#### TASK OBJECTIVE
In the laser balloon ablation text below, rewrite the paragraph beginning "In patients with drug-refractory symptomatic atrial fibrillation" as a short bulleted list that keeps its main facts.

Conclusion: RAPID mode LB3 ablation could provide fast, gapless, and acceptable lesion formation with thermal stacking and moderate tissue temperature rise.

Understanding the lesion formation property by laser ablation using a motorized rotational delivery system (RAPID mode) with high power (13 W or 15 W) is essential for safe and reliable pulmonary vein isolation with the third-generation laser balloon (LB3) ablation for patients with atrial fibrillation.

RAPID mode LB3 ablation created gapless linear lesions with acceptable lesion size.

Lesion depth and width were relatively smaller in RAPID mode LB3 ablation than overlapped point-by-point laser ablation with 7–12 W.

RAPID mode LB3 ablation revealed thermal stacking effect in thermographic observation, leading to fast and efficient lesion formation.

Maximum tissue temperatures were relatively lower during RAPID mode laser ablation than overlapped point-by-point laser ablation with 8.5–12 W.

Introduction

In patients with drug-refractory symptomatic atrial fibrillation (AF), catheter ablation is the therapy of choice.1, 2, 3 Pulmonary vein (PV) isolation (PVI) is a major procedural endpoint of catheter ablation., In addition to conventional radiofrequency current energy, the diode laser was introduced as an alternative energy for PVI., The laser balloon catheter has recently evolved to the latest version, the third-generation laser balloon (LB3) (HeartLight X3; CardioFocus, Marlborough, MA) from the first-generation laser balloon (LB1) (HeartLight; CardioFocus) and second-generation laser balloon (LB2) (HeartLight Excalibur Balloon; CardioFocus).6, 7, 8, 9, 10, 11 LB1 and LB2 are generally point-by-point ablation systems, leading to relatively long procedural times.6, 7, 8, 9 LB3 is newly equipped with a motorized rotational delivery system (RAPID mode) with high power (13 W or 15 W), resulting in a prominent reduction in procedural time compared with LB1 and LB2., However, there have been no quantitative reports on the size and continuity of linear lesion and thermodynamics exerted on the tissues by LB3.

#### PROVIDED DATA
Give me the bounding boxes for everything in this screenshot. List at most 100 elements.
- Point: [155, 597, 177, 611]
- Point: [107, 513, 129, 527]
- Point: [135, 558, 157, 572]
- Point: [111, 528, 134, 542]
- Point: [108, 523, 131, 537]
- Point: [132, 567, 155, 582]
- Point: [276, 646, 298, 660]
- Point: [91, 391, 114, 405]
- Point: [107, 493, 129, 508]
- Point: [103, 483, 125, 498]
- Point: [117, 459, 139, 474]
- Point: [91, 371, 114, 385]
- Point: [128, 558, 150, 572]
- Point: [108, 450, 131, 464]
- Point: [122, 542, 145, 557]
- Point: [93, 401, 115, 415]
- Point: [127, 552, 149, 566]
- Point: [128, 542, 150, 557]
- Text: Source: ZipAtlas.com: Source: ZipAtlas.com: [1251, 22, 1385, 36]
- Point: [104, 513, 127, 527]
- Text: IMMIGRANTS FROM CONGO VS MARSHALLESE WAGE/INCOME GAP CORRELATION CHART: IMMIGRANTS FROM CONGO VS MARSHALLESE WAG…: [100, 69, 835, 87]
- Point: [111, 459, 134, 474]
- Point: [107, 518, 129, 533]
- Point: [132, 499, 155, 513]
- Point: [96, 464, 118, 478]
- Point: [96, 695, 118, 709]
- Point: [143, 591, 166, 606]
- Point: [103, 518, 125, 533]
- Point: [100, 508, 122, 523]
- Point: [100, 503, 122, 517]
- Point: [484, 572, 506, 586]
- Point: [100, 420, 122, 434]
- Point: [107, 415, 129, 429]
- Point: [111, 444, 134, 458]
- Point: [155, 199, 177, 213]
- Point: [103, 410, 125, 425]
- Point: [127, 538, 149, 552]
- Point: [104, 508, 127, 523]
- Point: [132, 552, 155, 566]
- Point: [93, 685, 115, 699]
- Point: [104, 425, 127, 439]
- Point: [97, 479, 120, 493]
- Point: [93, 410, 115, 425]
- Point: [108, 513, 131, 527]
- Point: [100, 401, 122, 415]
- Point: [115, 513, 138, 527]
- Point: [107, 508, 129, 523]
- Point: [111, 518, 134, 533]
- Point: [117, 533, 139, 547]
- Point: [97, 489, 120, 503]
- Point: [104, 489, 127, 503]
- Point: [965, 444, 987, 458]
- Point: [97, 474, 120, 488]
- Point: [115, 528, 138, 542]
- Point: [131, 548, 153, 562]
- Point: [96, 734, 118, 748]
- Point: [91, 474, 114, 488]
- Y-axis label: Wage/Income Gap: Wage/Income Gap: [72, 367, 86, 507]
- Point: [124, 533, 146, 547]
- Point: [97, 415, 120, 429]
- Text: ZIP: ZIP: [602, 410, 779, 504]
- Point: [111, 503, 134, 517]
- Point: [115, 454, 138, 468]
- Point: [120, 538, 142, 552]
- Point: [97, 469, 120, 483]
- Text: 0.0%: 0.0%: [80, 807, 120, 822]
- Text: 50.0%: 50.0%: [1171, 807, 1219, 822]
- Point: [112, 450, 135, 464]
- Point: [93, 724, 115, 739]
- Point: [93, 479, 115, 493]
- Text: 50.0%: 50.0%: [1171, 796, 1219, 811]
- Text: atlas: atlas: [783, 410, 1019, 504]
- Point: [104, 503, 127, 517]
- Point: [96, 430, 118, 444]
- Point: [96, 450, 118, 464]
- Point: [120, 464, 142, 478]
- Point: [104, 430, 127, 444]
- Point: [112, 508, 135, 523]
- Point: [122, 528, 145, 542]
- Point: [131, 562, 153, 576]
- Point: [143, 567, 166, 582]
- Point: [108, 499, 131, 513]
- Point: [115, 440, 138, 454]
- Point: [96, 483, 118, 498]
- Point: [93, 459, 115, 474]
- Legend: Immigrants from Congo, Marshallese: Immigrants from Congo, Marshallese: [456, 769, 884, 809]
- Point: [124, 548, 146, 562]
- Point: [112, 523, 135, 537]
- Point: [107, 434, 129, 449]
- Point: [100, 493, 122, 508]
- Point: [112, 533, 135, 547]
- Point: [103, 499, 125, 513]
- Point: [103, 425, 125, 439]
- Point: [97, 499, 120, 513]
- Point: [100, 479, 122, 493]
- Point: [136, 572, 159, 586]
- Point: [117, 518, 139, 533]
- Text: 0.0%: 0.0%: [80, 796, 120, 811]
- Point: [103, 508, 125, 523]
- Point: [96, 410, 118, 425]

#### THE COMPLETED TASK
- Catheter ablation is the therapy of choice for drug-refractory symptomatic atrial fibrillation (AF), and pulmonary vein isolation (PVI) is a major procedural endpoint.
- Besides radiofrequency current, the diode laser was introduced as an alternative energy for PVI.
- The laser balloon catheter has progressed from the first-generation (LB1, HeartLight) and second-generation (LB2, HeartLight Excalibur Balloon) to the third-generation laser balloon (LB3, HeartLight X3; CardioFocus, Marlborough, MA).
- LB1 and LB2 are generally point-by-point systems with relatively long procedural times.
- LB3 adds a motorized rotational delivery system (RAPID mode) at high power (13 W or 15 W), which greatly shortens procedural time.
- No quantitative reports yet exist on the size and continuity of LB3 linear lesions or the thermodynamics LB3 exerts on tissue.